[Figure record extracts]
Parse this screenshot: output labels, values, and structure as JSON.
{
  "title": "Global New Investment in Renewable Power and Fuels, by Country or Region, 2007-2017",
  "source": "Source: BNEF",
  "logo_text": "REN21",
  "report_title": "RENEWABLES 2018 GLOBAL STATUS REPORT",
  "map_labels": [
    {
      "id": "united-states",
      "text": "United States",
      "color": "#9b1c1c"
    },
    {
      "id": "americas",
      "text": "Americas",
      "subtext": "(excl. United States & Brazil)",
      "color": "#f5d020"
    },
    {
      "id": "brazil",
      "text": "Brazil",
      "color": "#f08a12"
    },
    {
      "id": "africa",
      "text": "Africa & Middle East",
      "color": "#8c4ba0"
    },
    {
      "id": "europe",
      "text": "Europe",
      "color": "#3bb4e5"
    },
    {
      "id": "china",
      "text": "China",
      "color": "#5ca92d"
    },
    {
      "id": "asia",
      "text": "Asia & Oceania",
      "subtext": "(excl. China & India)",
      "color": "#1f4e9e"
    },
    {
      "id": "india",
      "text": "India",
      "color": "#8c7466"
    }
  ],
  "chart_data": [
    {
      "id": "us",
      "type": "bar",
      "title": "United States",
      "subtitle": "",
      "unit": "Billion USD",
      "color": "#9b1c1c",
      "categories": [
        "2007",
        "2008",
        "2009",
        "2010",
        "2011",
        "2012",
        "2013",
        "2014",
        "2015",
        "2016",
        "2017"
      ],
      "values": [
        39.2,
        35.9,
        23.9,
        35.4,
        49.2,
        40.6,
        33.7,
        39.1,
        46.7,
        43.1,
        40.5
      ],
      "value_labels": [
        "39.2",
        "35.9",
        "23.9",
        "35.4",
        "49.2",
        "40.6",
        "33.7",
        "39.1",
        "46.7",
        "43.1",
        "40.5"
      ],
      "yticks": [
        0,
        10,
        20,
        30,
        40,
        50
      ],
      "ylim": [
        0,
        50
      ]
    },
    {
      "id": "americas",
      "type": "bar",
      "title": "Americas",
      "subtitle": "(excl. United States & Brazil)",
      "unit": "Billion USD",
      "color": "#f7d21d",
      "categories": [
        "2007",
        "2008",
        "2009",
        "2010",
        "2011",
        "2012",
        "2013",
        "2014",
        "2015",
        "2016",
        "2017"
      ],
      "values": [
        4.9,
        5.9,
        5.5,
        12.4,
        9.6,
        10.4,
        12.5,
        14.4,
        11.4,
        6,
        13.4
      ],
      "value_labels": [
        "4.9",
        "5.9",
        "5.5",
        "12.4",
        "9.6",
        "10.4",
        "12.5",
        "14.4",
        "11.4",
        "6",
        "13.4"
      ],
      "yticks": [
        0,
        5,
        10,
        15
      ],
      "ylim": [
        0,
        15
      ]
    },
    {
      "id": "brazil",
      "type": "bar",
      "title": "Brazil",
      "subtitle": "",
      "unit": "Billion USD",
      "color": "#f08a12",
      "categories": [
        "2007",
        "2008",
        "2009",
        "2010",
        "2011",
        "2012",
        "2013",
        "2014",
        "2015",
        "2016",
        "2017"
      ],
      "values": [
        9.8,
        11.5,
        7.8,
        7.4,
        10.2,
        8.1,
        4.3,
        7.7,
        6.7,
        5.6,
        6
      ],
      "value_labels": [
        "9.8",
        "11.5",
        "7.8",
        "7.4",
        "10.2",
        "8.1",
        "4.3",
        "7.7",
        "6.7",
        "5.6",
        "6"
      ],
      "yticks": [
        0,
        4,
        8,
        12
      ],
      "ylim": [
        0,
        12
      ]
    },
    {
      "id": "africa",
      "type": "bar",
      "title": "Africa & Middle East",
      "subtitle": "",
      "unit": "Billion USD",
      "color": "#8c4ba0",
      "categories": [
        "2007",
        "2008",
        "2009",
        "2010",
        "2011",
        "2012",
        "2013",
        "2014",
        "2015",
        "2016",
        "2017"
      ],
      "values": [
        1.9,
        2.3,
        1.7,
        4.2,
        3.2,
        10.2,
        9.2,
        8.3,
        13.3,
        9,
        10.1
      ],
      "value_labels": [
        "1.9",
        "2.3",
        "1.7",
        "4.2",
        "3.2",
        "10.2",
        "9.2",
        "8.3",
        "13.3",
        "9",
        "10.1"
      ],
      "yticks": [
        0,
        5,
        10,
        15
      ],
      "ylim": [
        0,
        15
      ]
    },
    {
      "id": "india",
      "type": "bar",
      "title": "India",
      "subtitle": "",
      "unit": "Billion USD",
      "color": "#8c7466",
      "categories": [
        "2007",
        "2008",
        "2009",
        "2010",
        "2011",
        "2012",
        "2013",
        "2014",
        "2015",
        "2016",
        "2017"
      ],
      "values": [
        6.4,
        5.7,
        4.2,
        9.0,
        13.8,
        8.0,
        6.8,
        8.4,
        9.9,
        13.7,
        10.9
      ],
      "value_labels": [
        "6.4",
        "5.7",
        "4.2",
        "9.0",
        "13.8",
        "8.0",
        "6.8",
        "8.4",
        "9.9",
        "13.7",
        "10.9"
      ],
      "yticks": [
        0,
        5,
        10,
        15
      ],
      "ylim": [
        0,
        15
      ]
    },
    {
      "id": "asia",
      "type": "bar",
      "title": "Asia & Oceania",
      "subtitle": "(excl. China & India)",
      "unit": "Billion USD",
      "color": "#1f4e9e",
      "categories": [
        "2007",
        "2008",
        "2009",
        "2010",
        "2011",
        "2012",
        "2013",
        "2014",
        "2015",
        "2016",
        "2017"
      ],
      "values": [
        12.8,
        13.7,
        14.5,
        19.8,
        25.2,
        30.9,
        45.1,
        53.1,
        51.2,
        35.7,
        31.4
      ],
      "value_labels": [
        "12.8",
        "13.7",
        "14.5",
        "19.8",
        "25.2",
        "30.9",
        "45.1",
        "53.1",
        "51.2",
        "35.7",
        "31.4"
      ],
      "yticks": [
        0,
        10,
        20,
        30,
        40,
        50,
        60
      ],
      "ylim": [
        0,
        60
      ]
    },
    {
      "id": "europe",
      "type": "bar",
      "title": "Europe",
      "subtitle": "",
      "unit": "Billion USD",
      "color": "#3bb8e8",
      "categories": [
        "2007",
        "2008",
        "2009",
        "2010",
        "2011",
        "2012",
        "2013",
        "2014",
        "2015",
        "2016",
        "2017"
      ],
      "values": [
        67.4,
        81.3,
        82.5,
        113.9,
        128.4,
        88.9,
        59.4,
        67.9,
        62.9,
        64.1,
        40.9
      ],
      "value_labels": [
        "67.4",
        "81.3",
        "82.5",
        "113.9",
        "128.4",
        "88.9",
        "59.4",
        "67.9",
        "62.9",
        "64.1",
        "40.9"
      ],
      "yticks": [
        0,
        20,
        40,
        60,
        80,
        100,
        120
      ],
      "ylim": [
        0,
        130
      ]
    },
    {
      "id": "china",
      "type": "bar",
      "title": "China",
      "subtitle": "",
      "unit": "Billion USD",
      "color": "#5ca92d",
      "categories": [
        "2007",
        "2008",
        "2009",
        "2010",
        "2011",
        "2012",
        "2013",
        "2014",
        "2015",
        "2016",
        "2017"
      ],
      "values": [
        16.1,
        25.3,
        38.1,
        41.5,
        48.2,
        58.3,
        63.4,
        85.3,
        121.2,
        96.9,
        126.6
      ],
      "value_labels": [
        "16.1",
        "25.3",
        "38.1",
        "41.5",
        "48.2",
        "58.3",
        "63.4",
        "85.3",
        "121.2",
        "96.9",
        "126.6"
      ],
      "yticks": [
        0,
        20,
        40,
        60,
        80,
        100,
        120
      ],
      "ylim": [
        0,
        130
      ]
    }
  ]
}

Problem requirements.
Extract the data exactly as given.

Solution below.
Parse this screenshot: output labels, values, and structure as JSON.
{
  "title": "Global New Investment in Renewable Power and Fuels, by Country or Region, 2007-2017",
  "source": "Source: BNEF",
  "logo_text": "REN21",
  "report_title": "RENEWABLES 2018 GLOBAL STATUS REPORT",
  "map_labels": [
    {
      "id": "united-states",
      "text": "United States",
      "color": "#9b1c1c"
    },
    {
      "id": "americas",
      "text": "Americas",
      "subtext": "(excl. United States & Brazil)",
      "color": "#f5d020"
    },
    {
      "id": "brazil",
      "text": "Brazil",
      "color": "#f08a12"
    },
    {
      "id": "africa",
      "text": "Africa & Middle East",
      "color": "#8c4ba0"
    },
    {
      "id": "europe",
      "text": "Europe",
      "color": "#3bb4e5"
    },
    {
      "id": "china",
      "text": "China",
      "color": "#5ca92d"
    },
    {
      "id": "asia",
      "text": "Asia & Oceania",
      "subtext": "(excl. China & India)",
      "color": "#1f4e9e"
    },
    {
      "id": "india",
      "text": "India",
      "color": "#8c7466"
    }
  ],
  "chart_data": [
    {
      "id": "us",
      "type": "bar",
      "title": "United States",
      "subtitle": "",
      "unit": "Billion USD",
      "color": "#9b1c1c",
      "categories": [
        "2007",
        "2008",
        "2009",
        "2010",
        "2011",
        "2012",
        "2013",
        "2014",
        "2015",
        "2016",
        "2017"
      ],
      "values": [
        39.2,
        35.9,
        23.9,
        35.4,
        49.2,
        40.6,
        33.7,
        39.1,
        46.7,
        43.1,
        40.5
      ],
      "value_labels": [
        "39.2",
        "35.9",
        "23.9",
        "35.4",
        "49.2",
        "40.6",
        "33.7",
        "39.1",
        "46.7",
        "43.1",
        "40.5"
      ],
      "yticks": [
        0,
        10,
        20,
        30,
        40,
        50
      ],
      "ylim": [
        0,
        50
      ]
    },
    {
      "id": "americas",
      "type": "bar",
      "title": "Americas",
      "subtitle": "(excl. United States & Brazil)",
      "unit": "Billion USD",
      "color": "#f7d21d",
      "categories": [
        "2007",
        "2008",
        "2009",
        "2010",
        "2011",
        "2012",
        "2013",
        "2014",
        "2015",
        "2016",
        "2017"
      ],
      "values": [
        4.9,
        5.9,
        5.5,
        12.4,
        9.6,
        10.4,
        12.5,
        14.4,
        11.4,
        6,
        13.4
      ],
      "value_labels": [
        "4.9",
        "5.9",
        "5.5",
        "12.4",
        "9.6",
        "10.4",
        "12.5",
        "14.4",
        "11.4",
        "6",
        "13.4"
      ],
      "yticks": [
        0,
        5,
        10,
        15
      ],
      "ylim": [
        0,
        15
      ]
    },
    {
      "id": "brazil",
      "type": "bar",
      "title": "Brazil",
      "subtitle": "",
      "unit": "Billion USD",
      "color": "#f08a12",
      "categories": [
        "2007",
        "2008",
        "2009",
        "2010",
        "2011",
        "2012",
        "2013",
        "2014",
        "2015",
        "2016",
        "2017"
      ],
      "values": [
        9.8,
        11.5,
        7.8,
        7.4,
        10.2,
        8.1,
        4.3,
        7.7,
        6.7,
        5.6,
        6
      ],
      "value_labels": [
        "9.8",
        "11.5",
        "7.8",
        "7.4",
        "10.2",
        "8.1",
        "4.3",
        "7.7",
        "6.7",
        "5.6",
        "6"
      ],
      "yticks": [
        0,
        4,
        8,
        12
      ],
      "ylim": [
        0,
        12
      ]
    },
    {
      "id": "africa",
      "type": "bar",
      "title": "Africa & Middle East",
      "subtitle": "",
      "unit": "Billion USD",
      "color": "#8c4ba0",
      "categories": [
        "2007",
        "2008",
        "2009",
        "2010",
        "2011",
        "2012",
        "2013",
        "2014",
        "2015",
        "2016",
        "2017"
      ],
      "values": [
        1.9,
        2.3,
        1.7,
        4.2,
        3.2,
        10.2,
        9.2,
        8.3,
        13.3,
        9,
        10.1
      ],
      "value_labels": [
        "1.9",
        "2.3",
        "1.7",
        "4.2",
        "3.2",
        "10.2",
        "9.2",
        "8.3",
        "13.3",
        "9",
        "10.1"
      ],
      "yticks": [
        0,
        5,
        10,
        15
      ],
      "ylim": [
        0,
        15
      ]
    },
    {
      "id": "india",
      "type": "bar",
      "title": "India",
      "subtitle": "",
      "unit": "Billion USD",
      "color": "#8c7466",
      "categories": [
        "2007",
        "2008",
        "2009",
        "2010",
        "2011",
        "2012",
        "2013",
        "2014",
        "2015",
        "2016",
        "2017"
      ],
      "values": [
        6.4,
        5.7,
        4.2,
        9.0,
        13.8,
        8.0,
        6.8,
        8.4,
        9.9,
        13.7,
        10.9
      ],
      "value_labels": [
        "6.4",
        "5.7",
        "4.2",
        "9.0",
        "13.8",
        "8.0",
        "6.8",
        "8.4",
        "9.9",
        "13.7",
        "10.9"
      ],
      "yticks": [
        0,
        5,
        10,
        15
      ],
      "ylim": [
        0,
        15
      ]
    },
    {
      "id": "asia",
      "type": "bar",
      "title": "Asia & Oceania",
      "subtitle": "(excl. China & India)",
      "unit": "Billion USD",
      "color": "#1f4e9e",
      "categories": [
        "2007",
        "2008",
        "2009",
        "2010",
        "2011",
        "2012",
        "2013",
        "2014",
        "2015",
        "2016",
        "2017"
      ],
      "values": [
        12.8,
        13.7,
        14.5,
        19.8,
        25.2,
        30.9,
        45.1,
        53.1,
        51.2,
        35.7,
        31.4
      ],
      "value_labels": [
        "12.8",
        "13.7",
        "14.5",
        "19.8",
        "25.2",
        "30.9",
        "45.1",
        "53.1",
        "51.2",
        "35.7",
        "31.4"
      ],
      "yticks": [
        0,
        10,
        20,
        30,
        40,
        50,
        60
      ],
      "ylim": [
        0,
        60
      ]
    },
    {
      "id": "europe",
      "type": "bar",
      "title": "Europe",
      "subtitle": "",
      "unit": "Billion USD",
      "color": "#3bb8e8",
      "categories": [
        "2007",
        "2008",
        "2009",
        "2010",
        "2011",
        "2012",
        "2013",
        "2014",
        "2015",
        "2016",
        "2017"
      ],
      "values": [
        67.4,
        81.3,
        82.5,
        113.9,
        128.4,
        88.9,
        59.4,
        67.9,
        62.9,
        64.1,
        40.9
      ],
      "value_labels": [
        "67.4",
        "81.3",
        "82.5",
        "113.9",
        "128.4",
        "88.9",
        "59.4",
        "67.9",
        "62.9",
        "64.1",
        "40.9"
      ],
      "yticks": [
        0,
        20,
        40,
        60,
        80,
        100,
        120
      ],
      "ylim": [
        0,
        130
      ]
    },
    {
      "id": "china",
      "type": "bar",
      "title": "China",
      "subtitle": "",
      "unit": "Billion USD",
      "color": "#5ca92d",
      "categories": [
        "2007",
        "2008",
        "2009",
        "2010",
        "2011",
        "2012",
        "2013",
        "2014",
        "2015",
        "2016",
        "2017"
      ],
      "values": [
        16.1,
        25.3,
        38.1,
        41.5,
        48.2,
        58.3,
        63.4,
        85.3,
        121.2,
        96.9,
        126.6
      ],
      "value_labels": [
        "16.1",
        "25.3",
        "38.1",
        "41.5",
        "48.2",
        "58.3",
        "63.4",
        "85.3",
        "121.2",
        "96.9",
        "126.6"
      ],
      "yticks": [
        0,
        20,
        40,
        60,
        80,
        100,
        120
      ],
      "ylim": [
        0,
        130
      ]
    }
  ]
}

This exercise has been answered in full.